-- start of Items --

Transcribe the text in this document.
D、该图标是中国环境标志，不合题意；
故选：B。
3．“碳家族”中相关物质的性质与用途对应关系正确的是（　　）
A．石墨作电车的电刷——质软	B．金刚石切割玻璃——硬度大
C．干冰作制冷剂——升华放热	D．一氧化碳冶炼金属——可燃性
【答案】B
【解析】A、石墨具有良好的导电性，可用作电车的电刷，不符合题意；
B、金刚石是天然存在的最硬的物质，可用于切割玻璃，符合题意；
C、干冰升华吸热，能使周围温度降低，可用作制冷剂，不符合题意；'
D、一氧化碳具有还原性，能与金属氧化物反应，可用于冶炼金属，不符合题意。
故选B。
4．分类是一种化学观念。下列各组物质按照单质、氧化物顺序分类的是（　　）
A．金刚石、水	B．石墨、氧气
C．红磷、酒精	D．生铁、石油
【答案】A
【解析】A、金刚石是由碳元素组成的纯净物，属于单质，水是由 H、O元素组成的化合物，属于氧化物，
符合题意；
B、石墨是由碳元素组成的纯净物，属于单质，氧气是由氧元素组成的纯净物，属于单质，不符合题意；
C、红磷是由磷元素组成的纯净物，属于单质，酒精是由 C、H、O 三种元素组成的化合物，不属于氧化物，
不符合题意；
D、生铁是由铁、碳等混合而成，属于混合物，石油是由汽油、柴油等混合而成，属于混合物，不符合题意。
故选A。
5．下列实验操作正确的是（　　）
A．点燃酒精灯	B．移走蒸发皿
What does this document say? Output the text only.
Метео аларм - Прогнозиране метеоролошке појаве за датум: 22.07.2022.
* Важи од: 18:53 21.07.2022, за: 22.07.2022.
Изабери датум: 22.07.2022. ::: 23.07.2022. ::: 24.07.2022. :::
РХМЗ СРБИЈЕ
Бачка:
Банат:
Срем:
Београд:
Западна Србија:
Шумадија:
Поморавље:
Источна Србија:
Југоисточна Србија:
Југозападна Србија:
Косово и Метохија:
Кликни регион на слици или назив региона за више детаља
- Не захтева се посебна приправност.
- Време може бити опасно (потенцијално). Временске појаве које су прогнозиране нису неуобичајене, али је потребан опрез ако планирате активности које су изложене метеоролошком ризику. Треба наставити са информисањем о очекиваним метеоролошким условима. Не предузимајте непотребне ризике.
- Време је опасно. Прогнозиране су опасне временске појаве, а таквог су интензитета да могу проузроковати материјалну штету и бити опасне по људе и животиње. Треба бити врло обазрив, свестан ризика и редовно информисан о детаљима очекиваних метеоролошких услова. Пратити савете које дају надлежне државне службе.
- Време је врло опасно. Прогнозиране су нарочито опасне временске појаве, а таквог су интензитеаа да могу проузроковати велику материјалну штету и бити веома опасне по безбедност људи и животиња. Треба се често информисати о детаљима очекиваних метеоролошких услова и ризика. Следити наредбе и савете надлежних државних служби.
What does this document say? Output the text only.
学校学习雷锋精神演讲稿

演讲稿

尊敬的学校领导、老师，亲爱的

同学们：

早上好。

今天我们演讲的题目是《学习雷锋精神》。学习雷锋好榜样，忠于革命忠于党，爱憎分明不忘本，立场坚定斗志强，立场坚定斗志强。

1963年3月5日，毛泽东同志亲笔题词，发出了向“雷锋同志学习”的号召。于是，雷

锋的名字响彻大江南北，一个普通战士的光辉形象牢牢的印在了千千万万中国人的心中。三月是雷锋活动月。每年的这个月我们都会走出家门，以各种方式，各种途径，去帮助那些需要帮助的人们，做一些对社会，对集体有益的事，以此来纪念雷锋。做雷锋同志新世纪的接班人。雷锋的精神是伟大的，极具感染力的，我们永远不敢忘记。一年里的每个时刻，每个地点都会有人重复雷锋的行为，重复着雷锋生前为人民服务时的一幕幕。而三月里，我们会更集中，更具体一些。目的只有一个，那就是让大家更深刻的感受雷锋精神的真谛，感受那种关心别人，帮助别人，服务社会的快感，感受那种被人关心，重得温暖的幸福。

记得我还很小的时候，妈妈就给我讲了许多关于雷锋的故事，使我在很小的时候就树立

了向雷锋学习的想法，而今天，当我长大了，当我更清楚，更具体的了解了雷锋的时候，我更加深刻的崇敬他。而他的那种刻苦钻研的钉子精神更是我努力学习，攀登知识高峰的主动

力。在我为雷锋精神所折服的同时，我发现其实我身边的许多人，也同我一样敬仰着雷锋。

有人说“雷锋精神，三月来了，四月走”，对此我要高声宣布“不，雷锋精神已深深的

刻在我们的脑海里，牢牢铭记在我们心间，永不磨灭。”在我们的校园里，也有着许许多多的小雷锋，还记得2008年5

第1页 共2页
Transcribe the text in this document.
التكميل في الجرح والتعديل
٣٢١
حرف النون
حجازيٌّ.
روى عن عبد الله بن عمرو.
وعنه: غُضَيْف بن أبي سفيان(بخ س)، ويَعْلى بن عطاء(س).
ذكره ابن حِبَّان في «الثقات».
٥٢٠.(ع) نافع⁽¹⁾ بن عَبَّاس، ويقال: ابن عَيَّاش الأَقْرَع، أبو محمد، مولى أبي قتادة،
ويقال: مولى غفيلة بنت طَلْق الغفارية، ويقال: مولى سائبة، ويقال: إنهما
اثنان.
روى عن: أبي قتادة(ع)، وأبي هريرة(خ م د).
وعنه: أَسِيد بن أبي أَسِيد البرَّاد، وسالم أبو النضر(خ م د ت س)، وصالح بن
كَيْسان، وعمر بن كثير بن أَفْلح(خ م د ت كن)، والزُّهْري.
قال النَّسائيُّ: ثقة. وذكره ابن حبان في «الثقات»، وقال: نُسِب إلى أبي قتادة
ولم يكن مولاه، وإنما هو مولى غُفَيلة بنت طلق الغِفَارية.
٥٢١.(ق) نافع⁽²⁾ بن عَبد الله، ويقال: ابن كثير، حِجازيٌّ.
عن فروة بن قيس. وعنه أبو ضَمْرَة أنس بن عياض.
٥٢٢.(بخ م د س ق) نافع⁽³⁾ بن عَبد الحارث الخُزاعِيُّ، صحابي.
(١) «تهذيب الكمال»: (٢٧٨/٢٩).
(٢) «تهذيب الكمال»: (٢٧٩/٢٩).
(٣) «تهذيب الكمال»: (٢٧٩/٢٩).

-- end of Items --

- _Task directions_:
Find and copy each line above that includes the string "бити".

- _Task answer_:
- Време може бити опасно (потенцијално). Временске појаве које су прогнозиране нису неуобичајене, али је потребан опрез ако планирате активности које су изложене метеоролошком ризику. Треба наставити са информисањем о очекиваним метеоролошким условима. Не предузимајте непотребне ризике.
- Време је опасно. Прогнозиране су опасне временске појаве, а таквог су интензитета да могу проузроковати материјалну штету и бити опасне по људе и животиње. Треба бити врло обазрив, свестан ризика и редовно информисан о детаљима очекиваних метеоролошких услова. Пратити савете које дају надлежне државне службе.
- Време је врло опасно. Прогнозиране су нарочито опасне временске појаве, а таквог су интензитеаа да могу проузроковати велику материјалну штету и бити веома опасне по безбедност људи и животиња. Треба се често информисати о детаљима очекиваних метеоролошких услова и ризика. Следити наредбе и савете надлежних државних служби.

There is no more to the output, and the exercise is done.